DATA SHOWN start

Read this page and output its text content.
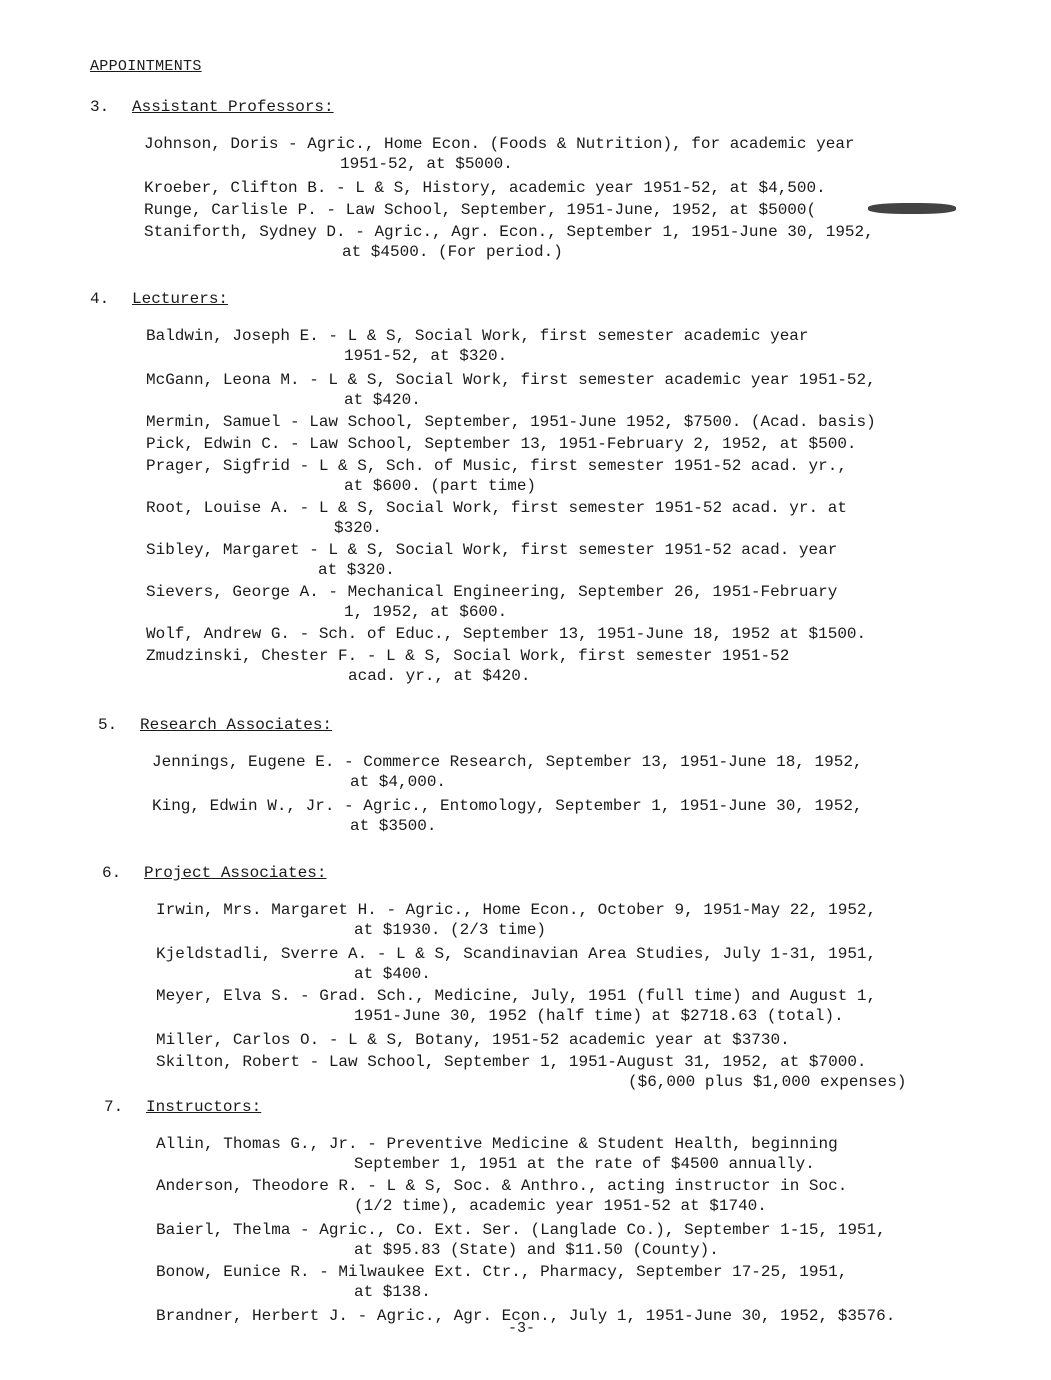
APPOINTMENTS
3. Assistant Professors:
Johnson, Doris - Agric., Home Econ. (Foods & Nutrition), for academic year
1951-52, at $5000.
Kroeber, Clifton B. - L & S, History, academic year 1951-52, at $4,500.
Runge, Carlisle P. - Law School, September, 1951-June, 1952, at $5000(
Staniforth, Sydney D. - Agric., Agr. Econ., September 1, 1951-June 30, 1952,
at $4500. (For period.)
4. Lecturers:
Baldwin, Joseph E. - L & S, Social Work, first semester academic year
1951-52, at $320.
McGann, Leona M. - L & S, Social Work, first semester academic year 1951-52,
at $420.
Mermin, Samuel - Law School, September, 1951-June 1952, $7500. (Acad. basis)
Pick, Edwin C. - Law School, September 13, 1951-February 2, 1952, at $500.
Prager, Sigfrid - L & S, Sch. of Music, first semester 1951-52 acad. yr.,
at $600. (part time)
Root, Louise A. - L & S, Social Work, first semester 1951-52 acad. yr. at
$320.
Sibley, Margaret - L & S, Social Work, first semester 1951-52 acad. year
at $320.
Sievers, George A. - Mechanical Engineering, September 26, 1951-February
1, 1952, at $600.
Wolf, Andrew G. - Sch. of Educ., September 13, 1951-June 18, 1952 at $1500.
Zmudzinski, Chester F. - L & S, Social Work, first semester 1951-52
acad. yr., at $420.
5. Research Associates:
Jennings, Eugene E. - Commerce Research, September 13, 1951-June 18, 1952,
at $4,000.
King, Edwin W., Jr. - Agric., Entomology, September 1, 1951-June 30, 1952,
at $3500.
6. Project Associates:
Irwin, Mrs. Margaret H. - Agric., Home Econ., October 9, 1951-May 22, 1952,
at $1930. (2/3 time)
Kjeldstadli, Sverre A. - L & S, Scandinavian Area Studies, July 1-31, 1951,
at $400.
Meyer, Elva S. - Grad. Sch., Medicine, July, 1951 (full time) and August 1,
1951-June 30, 1952 (half time) at $2718.63 (total).
Miller, Carlos O. - L & S, Botany, 1951-52 academic year at $3730.
Skilton, Robert - Law School, September 1, 1951-August 31, 1952, at $7000.
($6,000 plus $1,000 expenses)
7. Instructors:
Allin, Thomas G., Jr. - Preventive Medicine & Student Health, beginning
September 1, 1951 at the rate of $4500 annually.
Anderson, Theodore R. - L & S, Soc. & Anthro., acting instructor in Soc.
(1/2 time), academic year 1951-52 at $1740.
Baierl, Thelma - Agric., Co. Ext. Ser. (Langlade Co.), September 1-15, 1951,
at $95.83 (State) and $11.50 (County).
Bonow, Eunice R. - Milwaukee Ext. Ctr., Pharmacy, September 17-25, 1951,
at $138.
Brandner, Herbert J. - Agric., Agr. Econ., July 1, 1951-June 30, 1952, $3576.
-3-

DATA SHOWN end

## EXERCISE
Do not copy the pictures, but repeat every line exactly.

## EXPECTED OUTPUT
Read this page and output its text content.
APPOINTMENTS
3. Assistant Professors:
Johnson, Doris - Agric., Home Econ. (Foods & Nutrition), for academic year
1951-52, at $5000.
Kroeber, Clifton B. - L & S, History, academic year 1951-52, at $4,500.
Runge, Carlisle P. - Law School, September, 1951-June, 1952, at $5000(
Staniforth, Sydney D. - Agric., Agr. Econ., September 1, 1951-June 30, 1952,
at $4500. (For period.)
4. Lecturers:
Baldwin, Joseph E. - L & S, Social Work, first semester academic year
1951-52, at $320.
McGann, Leona M. - L & S, Social Work, first semester academic year 1951-52,
at $420.
Mermin, Samuel - Law School, September, 1951-June 1952, $7500. (Acad. basis)
Pick, Edwin C. - Law School, September 13, 1951-February 2, 1952, at $500.
Prager, Sigfrid - L & S, Sch. of Music, first semester 1951-52 acad. yr.,
at $600. (part time)
Root, Louise A. - L & S, Social Work, first semester 1951-52 acad. yr. at
$320.
Sibley, Margaret - L & S, Social Work, first semester 1951-52 acad. year
at $320.
Sievers, George A. - Mechanical Engineering, September 26, 1951-February
1, 1952, at $600.
Wolf, Andrew G. - Sch. of Educ., September 13, 1951-June 18, 1952 at $1500.
Zmudzinski, Chester F. - L & S, Social Work, first semester 1951-52
acad. yr., at $420.
5. Research Associates:
Jennings, Eugene E. - Commerce Research, September 13, 1951-June 18, 1952,
at $4,000.
King, Edwin W., Jr. - Agric., Entomology, September 1, 1951-June 30, 1952,
at $3500.
6. Project Associates:
Irwin, Mrs. Margaret H. - Agric., Home Econ., October 9, 1951-May 22, 1952,
at $1930. (2/3 time)
Kjeldstadli, Sverre A. - L & S, Scandinavian Area Studies, July 1-31, 1951,
at $400.
Meyer, Elva S. - Grad. Sch., Medicine, July, 1951 (full time) and August 1,
1951-June 30, 1952 (half time) at $2718.63 (total).
Miller, Carlos O. - L & S, Botany, 1951-52 academic year at $3730.
Skilton, Robert - Law School, September 1, 1951-August 31, 1952, at $7000.
($6,000 plus $1,000 expenses)
7. Instructors:
Allin, Thomas G., Jr. - Preventive Medicine & Student Health, beginning
September 1, 1951 at the rate of $4500 annually.
Anderson, Theodore R. - L & S, Soc. & Anthro., acting instructor in Soc.
(1/2 time), academic year 1951-52 at $1740.
Baierl, Thelma - Agric., Co. Ext. Ser. (Langlade Co.), September 1-15, 1951,
at $95.83 (State) and $11.50 (County).
Bonow, Eunice R. - Milwaukee Ext. Ctr., Pharmacy, September 17-25, 1951,
at $138.
Brandner, Herbert J. - Agric., Agr. Econ., July 1, 1951-June 30, 1952, $3576.
-3-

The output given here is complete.